## Start SUPPLIED ENTRIES
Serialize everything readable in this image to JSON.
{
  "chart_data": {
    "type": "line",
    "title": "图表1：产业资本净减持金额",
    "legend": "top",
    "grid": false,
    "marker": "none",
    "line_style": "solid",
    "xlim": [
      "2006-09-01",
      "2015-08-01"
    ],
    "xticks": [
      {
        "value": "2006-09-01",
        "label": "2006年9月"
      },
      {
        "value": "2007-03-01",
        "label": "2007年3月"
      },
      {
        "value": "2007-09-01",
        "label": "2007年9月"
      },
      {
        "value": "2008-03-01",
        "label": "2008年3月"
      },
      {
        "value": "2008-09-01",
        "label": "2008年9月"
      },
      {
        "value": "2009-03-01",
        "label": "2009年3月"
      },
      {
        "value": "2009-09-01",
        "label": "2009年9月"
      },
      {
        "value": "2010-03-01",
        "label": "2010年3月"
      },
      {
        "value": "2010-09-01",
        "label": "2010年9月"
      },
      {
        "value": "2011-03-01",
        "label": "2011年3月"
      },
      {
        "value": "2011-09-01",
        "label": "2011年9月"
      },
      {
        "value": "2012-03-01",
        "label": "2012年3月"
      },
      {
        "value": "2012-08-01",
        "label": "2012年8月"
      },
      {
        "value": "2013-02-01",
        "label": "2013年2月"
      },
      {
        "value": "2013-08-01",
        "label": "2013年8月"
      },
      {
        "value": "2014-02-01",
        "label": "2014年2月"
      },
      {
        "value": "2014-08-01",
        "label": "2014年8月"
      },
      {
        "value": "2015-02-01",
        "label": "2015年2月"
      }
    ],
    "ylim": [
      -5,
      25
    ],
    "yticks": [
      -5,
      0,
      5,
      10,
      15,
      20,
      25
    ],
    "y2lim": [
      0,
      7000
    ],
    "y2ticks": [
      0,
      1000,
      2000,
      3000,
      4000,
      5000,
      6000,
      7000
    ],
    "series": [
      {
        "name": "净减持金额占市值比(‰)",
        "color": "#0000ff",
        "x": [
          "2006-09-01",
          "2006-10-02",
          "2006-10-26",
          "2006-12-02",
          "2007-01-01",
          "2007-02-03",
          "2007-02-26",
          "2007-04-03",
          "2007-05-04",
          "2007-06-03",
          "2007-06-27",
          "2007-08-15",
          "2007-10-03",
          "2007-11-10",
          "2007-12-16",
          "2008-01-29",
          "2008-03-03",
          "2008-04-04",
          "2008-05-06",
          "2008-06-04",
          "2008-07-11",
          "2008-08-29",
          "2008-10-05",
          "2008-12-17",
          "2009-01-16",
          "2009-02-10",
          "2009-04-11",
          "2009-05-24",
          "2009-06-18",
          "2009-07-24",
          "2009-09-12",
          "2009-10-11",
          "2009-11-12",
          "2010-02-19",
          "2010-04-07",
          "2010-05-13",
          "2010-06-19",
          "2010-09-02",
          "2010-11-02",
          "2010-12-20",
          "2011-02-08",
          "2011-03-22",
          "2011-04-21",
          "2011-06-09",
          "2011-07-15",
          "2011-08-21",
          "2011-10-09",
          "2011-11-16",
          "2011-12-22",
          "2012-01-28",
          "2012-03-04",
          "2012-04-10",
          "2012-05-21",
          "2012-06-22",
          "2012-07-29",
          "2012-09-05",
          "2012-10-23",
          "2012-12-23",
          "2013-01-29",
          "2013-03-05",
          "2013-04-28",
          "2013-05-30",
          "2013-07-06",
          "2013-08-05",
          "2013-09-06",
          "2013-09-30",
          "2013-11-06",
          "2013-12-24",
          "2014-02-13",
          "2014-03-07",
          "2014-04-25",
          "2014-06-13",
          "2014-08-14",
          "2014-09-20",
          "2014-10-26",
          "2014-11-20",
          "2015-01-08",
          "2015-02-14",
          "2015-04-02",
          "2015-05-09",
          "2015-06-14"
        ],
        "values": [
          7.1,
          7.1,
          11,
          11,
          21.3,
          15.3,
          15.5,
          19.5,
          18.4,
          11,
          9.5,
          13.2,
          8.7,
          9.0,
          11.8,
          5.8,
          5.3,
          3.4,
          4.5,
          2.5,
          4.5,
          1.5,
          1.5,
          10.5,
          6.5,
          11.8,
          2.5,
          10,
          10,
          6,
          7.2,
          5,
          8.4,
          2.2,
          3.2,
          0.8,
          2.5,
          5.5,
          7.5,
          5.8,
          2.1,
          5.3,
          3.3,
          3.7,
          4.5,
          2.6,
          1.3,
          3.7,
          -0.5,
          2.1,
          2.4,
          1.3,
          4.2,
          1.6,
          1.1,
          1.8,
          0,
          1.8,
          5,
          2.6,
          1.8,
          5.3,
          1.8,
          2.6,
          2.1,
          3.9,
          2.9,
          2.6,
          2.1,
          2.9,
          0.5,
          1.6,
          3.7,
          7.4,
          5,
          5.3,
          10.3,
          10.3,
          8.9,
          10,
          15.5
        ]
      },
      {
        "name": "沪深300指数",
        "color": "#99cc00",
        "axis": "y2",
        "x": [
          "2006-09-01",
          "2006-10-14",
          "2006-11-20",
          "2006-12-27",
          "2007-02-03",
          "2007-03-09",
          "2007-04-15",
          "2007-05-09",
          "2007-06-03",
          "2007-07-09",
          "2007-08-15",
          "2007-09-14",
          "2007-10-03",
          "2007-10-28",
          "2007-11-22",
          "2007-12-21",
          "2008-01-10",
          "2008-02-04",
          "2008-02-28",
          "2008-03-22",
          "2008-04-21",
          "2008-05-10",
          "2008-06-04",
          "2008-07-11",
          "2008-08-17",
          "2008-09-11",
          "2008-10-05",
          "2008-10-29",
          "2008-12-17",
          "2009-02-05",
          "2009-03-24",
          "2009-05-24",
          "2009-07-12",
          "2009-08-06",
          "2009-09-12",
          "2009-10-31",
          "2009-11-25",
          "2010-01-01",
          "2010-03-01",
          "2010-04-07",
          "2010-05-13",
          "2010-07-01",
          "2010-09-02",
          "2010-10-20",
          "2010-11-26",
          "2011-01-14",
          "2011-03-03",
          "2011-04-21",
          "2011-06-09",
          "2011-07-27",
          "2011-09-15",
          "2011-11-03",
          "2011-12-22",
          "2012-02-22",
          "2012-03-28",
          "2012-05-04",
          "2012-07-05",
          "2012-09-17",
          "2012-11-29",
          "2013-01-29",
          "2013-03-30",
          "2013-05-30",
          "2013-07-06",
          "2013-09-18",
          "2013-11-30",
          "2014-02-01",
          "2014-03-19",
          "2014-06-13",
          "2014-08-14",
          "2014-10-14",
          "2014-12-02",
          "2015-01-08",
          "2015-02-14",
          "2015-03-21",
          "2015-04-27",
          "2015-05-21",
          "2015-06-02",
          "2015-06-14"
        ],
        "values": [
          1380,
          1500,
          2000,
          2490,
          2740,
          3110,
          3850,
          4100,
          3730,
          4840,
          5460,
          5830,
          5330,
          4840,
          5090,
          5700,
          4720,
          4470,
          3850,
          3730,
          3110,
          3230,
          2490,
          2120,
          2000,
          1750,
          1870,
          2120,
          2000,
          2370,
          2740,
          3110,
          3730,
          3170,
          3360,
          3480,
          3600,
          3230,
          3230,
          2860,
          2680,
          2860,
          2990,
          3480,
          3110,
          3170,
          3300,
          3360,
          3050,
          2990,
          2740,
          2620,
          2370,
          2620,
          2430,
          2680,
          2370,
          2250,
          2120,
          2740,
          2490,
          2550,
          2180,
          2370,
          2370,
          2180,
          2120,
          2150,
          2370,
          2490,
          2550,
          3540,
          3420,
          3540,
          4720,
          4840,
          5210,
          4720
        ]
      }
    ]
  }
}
## End SUPPLIED ENTRIES
• TASK DETAILS: Go through the records above and retype each one exactly.

• EXPECTED ANSWER:
Serialize everything readable in this image to JSON.
{
  "chart_data": {
    "type": "line",
    "title": "图表1：产业资本净减持金额",
    "legend": "top",
    "grid": false,
    "marker": "none",
    "line_style": "solid",
    "xlim": [
      "2006-09-01",
      "2015-08-01"
    ],
    "xticks": [
      {
        "value": "2006-09-01",
        "label": "2006年9月"
      },
      {
        "value": "2007-03-01",
        "label": "2007年3月"
      },
      {
        "value": "2007-09-01",
        "label": "2007年9月"
      },
      {
        "value": "2008-03-01",
        "label": "2008年3月"
      },
      {
        "value": "2008-09-01",
        "label": "2008年9月"
      },
      {
        "value": "2009-03-01",
        "label": "2009年3月"
      },
      {
        "value": "2009-09-01",
        "label": "2009年9月"
      },
      {
        "value": "2010-03-01",
        "label": "2010年3月"
      },
      {
        "value": "2010-09-01",
        "label": "2010年9月"
      },
      {
        "value": "2011-03-01",
        "label": "2011年3月"
      },
      {
        "value": "2011-09-01",
        "label": "2011年9月"
      },
      {
        "value": "2012-03-01",
        "label": "2012年3月"
      },
      {
        "value": "2012-08-01",
        "label": "2012年8月"
      },
      {
        "value": "2013-02-01",
        "label": "2013年2月"
      },
      {
        "value": "2013-08-01",
        "label": "2013年8月"
      },
      {
        "value": "2014-02-01",
        "label": "2014年2月"
      },
      {
        "value": "2014-08-01",
        "label": "2014年8月"
      },
      {
        "value": "2015-02-01",
        "label": "2015年2月"
      }
    ],
    "ylim": [
      -5,
      25
    ],
    "yticks": [
      -5,
      0,
      5,
      10,
      15,
      20,
      25
    ],
    "y2lim": [
      0,
      7000
    ],
    "y2ticks": [
      0,
      1000,
      2000,
      3000,
      4000,
      5000,
      6000,
      7000
    ],
    "series": [
      {
        "name": "净减持金额占市值比(‰)",
        "color": "#0000ff",
        "x": [
          "2006-09-01",
          "2006-10-02",
          "2006-10-26",
          "2006-12-02",
          "2007-01-01",
          "2007-02-03",
          "2007-02-26",
          "2007-04-03",
          "2007-05-04",
          "2007-06-03",
          "2007-06-27",
          "2007-08-15",
          "2007-10-03",
          "2007-11-10",
          "2007-12-16",
          "2008-01-29",
          "2008-03-03",
          "2008-04-04",
          "2008-05-06",
          "2008-06-04",
          "2008-07-11",
          "2008-08-29",
          "2008-10-05",
          "2008-12-17",
          "2009-01-16",
          "2009-02-10",
          "2009-04-11",
          "2009-05-24",
          "2009-06-18",
          "2009-07-24",
          "2009-09-12",
          "2009-10-11",
          "2009-11-12",
          "2010-02-19",
          "2010-04-07",
          "2010-05-13",
          "2010-06-19",
          "2010-09-02",
          "2010-11-02",
          "2010-12-20",
          "2011-02-08",
          "2011-03-22",
          "2011-04-21",
          "2011-06-09",
          "2011-07-15",
          "2011-08-21",
          "2011-10-09",
          "2011-11-16",
          "2011-12-22",
          "2012-01-28",
          "2012-03-04",
          "2012-04-10",
          "2012-05-21",
          "2012-06-22",
          "2012-07-29",
          "2012-09-05",
          "2012-10-23",
          "2012-12-23",
          "2013-01-29",
          "2013-03-05",
          "2013-04-28",
          "2013-05-30",
          "2013-07-06",
          "2013-08-05",
          "2013-09-06",
          "2013-09-30",
          "2013-11-06",
          "2013-12-24",
          "2014-02-13",
          "2014-03-07",
          "2014-04-25",
          "2014-06-13",
          "2014-08-14",
          "2014-09-20",
          "2014-10-26",
          "2014-11-20",
          "2015-01-08",
          "2015-02-14",
          "2015-04-02",
          "2015-05-09",
          "2015-06-14"
        ],
        "values": [
          7.1,
          7.1,
          11,
          11,
          21.3,
          15.3,
          15.5,
          19.5,
          18.4,
          11,
          9.5,
          13.2,
          8.7,
          9.0,
          11.8,
          5.8,
          5.3,
          3.4,
          4.5,
          2.5,
          4.5,
          1.5,
          1.5,
          10.5,
          6.5,
          11.8,
          2.5,
          10,
          10,
          6,
          7.2,
          5,
          8.4,
          2.2,
          3.2,
          0.8,
          2.5,
          5.5,
          7.5,
          5.8,
          2.1,
          5.3,
          3.3,
          3.7,
          4.5,
          2.6,
          1.3,
          3.7,
          -0.5,
          2.1,
          2.4,
          1.3,
          4.2,
          1.6,
          1.1,
          1.8,
          0,
          1.8,
          5,
          2.6,
          1.8,
          5.3,
          1.8,
          2.6,
          2.1,
          3.9,
          2.9,
          2.6,
          2.1,
          2.9,
          0.5,
          1.6,
          3.7,
          7.4,
          5,
          5.3,
          10.3,
          10.3,
          8.9,
          10,
          15.5
        ]
      },
      {
        "name": "沪深300指数",
        "color": "#99cc00",
        "axis": "y2",
        "x": [
          "2006-09-01",
          "2006-10-14",
          "2006-11-20",
          "2006-12-27",
          "2007-02-03",
          "2007-03-09",
          "2007-04-15",
          "2007-05-09",
          "2007-06-03",
          "2007-07-09",
          "2007-08-15",
          "2007-09-14",
          "2007-10-03",
          "2007-10-28",
          "2007-11-22",
          "2007-12-21",
          "2008-01-10",
          "2008-02-04",
          "2008-02-28",
          "2008-03-22",
          "2008-04-21",
          "2008-05-10",
          "2008-06-04",
          "2008-07-11",
          "2008-08-17",
          "2008-09-11",
          "2008-10-05",
          "2008-10-29",
          "2008-12-17",
          "2009-02-05",
          "2009-03-24",
          "2009-05-24",
          "2009-07-12",
          "2009-08-06",
          "2009-09-12",
          "2009-10-31",
          "2009-11-25",
          "2010-01-01",
          "2010-03-01",
          "2010-04-07",
          "2010-05-13",
          "2010-07-01",
          "2010-09-02",
          "2010-10-20",
          "2010-11-26",
          "2011-01-14",
          "2011-03-03",
          "2011-04-21",
          "2011-06-09",
          "2011-07-27",
          "2011-09-15",
          "2011-11-03",
          "2011-12-22",
          "2012-02-22",
          "2012-03-28",
          "2012-05-04",
          "2012-07-05",
          "2012-09-17",
          "2012-11-29",
          "2013-01-29",
          "2013-03-30",
          "2013-05-30",
          "2013-07-06",
          "2013-09-18",
          "2013-11-30",
          "2014-02-01",
          "2014-03-19",
          "2014-06-13",
          "2014-08-14",
          "2014-10-14",
          "2014-12-02",
          "2015-01-08",
          "2015-02-14",
          "2015-03-21",
          "2015-04-27",
          "2015-05-21",
          "2015-06-02",
          "2015-06-14"
        ],
        "values": [
          1380,
          1500,
          2000,
          2490,
          2740,
          3110,
          3850,
          4100,
          3730,
          4840,
          5460,
          5830,
          5330,
          4840,
          5090,
          5700,
          4720,
          4470,
          3850,
          3730,
          3110,
          3230,
          2490,
          2120,
          2000,
          1750,
          1870,
          2120,
          2000,
          2370,
          2740,
          3110,
          3730,
          3170,
          3360,
          3480,
          3600,
          3230,
          3230,
          2860,
          2680,
          2860,
          2990,
          3480,
          3110,
          3170,
          3300,
          3360,
          3050,
          2990,
          2740,
          2620,
          2370,
          2620,
          2430,
          2680,
          2370,
          2250,
          2120,
          2740,
          2490,
          2550,
          2180,
          2370,
          2370,
          2180,
          2120,
          2150,
          2370,
          2490,
          2550,
          3540,
          3420,
          3540,
          4720,
          4840,
          5210,
          4720
        ]
      }
    ]
  }
}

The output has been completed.